**To do**
Set out every line bearing the string "Soontornsaratoon".

**Material supplied**
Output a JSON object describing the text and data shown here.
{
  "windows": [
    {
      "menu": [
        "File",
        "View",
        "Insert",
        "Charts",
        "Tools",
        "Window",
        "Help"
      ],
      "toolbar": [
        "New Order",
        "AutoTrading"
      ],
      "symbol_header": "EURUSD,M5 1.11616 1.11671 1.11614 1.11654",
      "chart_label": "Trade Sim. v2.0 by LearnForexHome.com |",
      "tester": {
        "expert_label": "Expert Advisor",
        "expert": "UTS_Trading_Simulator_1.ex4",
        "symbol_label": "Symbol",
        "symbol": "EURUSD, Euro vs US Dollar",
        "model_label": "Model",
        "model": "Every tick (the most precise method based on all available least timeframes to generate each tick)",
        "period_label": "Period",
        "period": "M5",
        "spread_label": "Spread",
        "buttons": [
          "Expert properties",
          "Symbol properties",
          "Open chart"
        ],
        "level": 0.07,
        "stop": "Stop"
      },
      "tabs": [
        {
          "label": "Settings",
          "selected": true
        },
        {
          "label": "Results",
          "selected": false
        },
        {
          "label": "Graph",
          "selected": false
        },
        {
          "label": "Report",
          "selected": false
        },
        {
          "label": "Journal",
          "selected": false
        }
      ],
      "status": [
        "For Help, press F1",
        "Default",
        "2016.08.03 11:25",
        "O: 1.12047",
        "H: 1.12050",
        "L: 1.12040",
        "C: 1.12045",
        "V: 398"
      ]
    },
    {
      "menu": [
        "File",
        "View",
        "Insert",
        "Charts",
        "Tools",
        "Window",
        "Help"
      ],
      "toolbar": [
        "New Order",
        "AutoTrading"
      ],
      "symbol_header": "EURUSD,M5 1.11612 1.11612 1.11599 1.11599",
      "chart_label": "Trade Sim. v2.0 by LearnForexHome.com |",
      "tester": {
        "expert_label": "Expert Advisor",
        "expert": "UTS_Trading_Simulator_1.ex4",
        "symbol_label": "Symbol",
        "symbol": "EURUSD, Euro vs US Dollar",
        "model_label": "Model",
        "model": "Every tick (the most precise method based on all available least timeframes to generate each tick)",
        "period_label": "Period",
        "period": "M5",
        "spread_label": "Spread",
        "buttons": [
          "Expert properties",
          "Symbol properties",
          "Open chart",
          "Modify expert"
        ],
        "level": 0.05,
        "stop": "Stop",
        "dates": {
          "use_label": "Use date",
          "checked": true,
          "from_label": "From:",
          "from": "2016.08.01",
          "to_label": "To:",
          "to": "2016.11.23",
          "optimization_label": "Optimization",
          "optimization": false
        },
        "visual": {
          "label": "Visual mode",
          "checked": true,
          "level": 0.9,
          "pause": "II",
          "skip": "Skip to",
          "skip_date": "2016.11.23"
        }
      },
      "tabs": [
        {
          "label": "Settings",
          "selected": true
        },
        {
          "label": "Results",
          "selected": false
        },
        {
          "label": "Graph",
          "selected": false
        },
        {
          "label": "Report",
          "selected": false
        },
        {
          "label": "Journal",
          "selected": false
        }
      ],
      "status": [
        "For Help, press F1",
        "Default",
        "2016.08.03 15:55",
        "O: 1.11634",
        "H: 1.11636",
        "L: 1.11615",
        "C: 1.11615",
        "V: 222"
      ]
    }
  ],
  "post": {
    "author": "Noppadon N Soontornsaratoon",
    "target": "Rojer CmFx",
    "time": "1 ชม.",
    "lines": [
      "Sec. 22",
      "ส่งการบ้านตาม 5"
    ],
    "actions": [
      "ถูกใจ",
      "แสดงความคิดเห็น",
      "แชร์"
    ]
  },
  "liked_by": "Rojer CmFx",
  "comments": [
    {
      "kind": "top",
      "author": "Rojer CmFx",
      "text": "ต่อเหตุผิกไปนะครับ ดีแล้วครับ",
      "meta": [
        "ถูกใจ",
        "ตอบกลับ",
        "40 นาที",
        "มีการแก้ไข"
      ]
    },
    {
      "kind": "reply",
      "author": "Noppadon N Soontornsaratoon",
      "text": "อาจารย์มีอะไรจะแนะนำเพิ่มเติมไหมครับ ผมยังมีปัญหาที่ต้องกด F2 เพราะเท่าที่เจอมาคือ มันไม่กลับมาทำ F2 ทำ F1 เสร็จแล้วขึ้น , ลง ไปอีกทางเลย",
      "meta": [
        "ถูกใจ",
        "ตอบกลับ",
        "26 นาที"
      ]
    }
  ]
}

**Task result**
    "author": "Noppadon N Soontornsaratoon",
      "author": "Noppadon N Soontornsaratoon",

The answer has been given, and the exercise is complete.